## Exercise prompt
Copy out each line of the listing that has the word "chevron" in it.

## Data to process

# # # #

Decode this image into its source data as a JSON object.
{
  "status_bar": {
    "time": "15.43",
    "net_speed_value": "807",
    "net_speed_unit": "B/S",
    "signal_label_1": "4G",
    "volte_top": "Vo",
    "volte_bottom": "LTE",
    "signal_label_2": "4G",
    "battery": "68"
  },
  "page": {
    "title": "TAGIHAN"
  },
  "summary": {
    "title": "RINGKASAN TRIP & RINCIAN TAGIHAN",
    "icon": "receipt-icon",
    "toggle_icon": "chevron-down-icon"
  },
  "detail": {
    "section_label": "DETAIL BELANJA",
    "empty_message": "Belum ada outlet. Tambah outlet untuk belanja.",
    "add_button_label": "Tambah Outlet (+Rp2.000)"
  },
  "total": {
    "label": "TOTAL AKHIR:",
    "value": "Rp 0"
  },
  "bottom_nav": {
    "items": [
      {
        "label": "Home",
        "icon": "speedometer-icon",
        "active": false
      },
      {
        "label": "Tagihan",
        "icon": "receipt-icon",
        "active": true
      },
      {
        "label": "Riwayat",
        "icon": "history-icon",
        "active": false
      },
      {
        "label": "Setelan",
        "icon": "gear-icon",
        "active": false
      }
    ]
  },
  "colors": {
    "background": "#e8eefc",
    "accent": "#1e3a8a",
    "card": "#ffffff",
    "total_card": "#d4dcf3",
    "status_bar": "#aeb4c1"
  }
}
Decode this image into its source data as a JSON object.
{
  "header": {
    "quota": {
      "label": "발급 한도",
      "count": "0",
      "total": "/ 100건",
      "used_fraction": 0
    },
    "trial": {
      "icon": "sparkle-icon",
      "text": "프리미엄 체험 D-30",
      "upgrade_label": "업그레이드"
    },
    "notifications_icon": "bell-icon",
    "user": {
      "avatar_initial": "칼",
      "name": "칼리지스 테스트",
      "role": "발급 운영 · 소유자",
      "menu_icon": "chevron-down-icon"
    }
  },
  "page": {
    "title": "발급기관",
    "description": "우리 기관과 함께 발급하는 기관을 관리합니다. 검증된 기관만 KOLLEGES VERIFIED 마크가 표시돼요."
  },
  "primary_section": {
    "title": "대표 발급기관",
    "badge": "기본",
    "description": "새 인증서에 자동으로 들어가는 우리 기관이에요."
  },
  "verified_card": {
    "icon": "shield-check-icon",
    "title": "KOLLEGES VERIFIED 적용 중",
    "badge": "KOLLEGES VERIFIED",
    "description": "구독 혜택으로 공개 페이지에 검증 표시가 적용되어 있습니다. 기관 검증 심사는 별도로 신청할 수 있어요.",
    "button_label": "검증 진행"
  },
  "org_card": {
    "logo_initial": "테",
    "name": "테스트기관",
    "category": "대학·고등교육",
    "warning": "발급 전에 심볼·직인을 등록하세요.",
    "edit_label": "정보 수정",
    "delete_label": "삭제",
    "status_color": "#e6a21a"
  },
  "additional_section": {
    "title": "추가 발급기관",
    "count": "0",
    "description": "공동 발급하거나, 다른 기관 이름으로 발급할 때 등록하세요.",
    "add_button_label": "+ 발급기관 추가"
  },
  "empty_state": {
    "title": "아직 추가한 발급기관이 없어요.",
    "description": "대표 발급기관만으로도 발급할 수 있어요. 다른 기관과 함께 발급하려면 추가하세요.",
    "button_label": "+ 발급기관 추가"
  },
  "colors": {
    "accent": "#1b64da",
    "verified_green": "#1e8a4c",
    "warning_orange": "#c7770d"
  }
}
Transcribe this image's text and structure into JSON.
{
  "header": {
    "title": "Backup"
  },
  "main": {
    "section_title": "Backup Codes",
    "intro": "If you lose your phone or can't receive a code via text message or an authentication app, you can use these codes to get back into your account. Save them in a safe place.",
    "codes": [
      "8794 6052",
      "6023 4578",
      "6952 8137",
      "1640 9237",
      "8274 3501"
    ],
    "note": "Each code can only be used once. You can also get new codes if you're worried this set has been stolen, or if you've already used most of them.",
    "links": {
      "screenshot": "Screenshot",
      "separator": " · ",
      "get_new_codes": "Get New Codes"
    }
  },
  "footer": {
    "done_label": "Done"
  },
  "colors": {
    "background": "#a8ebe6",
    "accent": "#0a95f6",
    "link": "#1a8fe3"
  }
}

# # # #

## Reply
    "toggle_icon": "chevron-down-icon"
      "menu_icon": "chevron-down-icon"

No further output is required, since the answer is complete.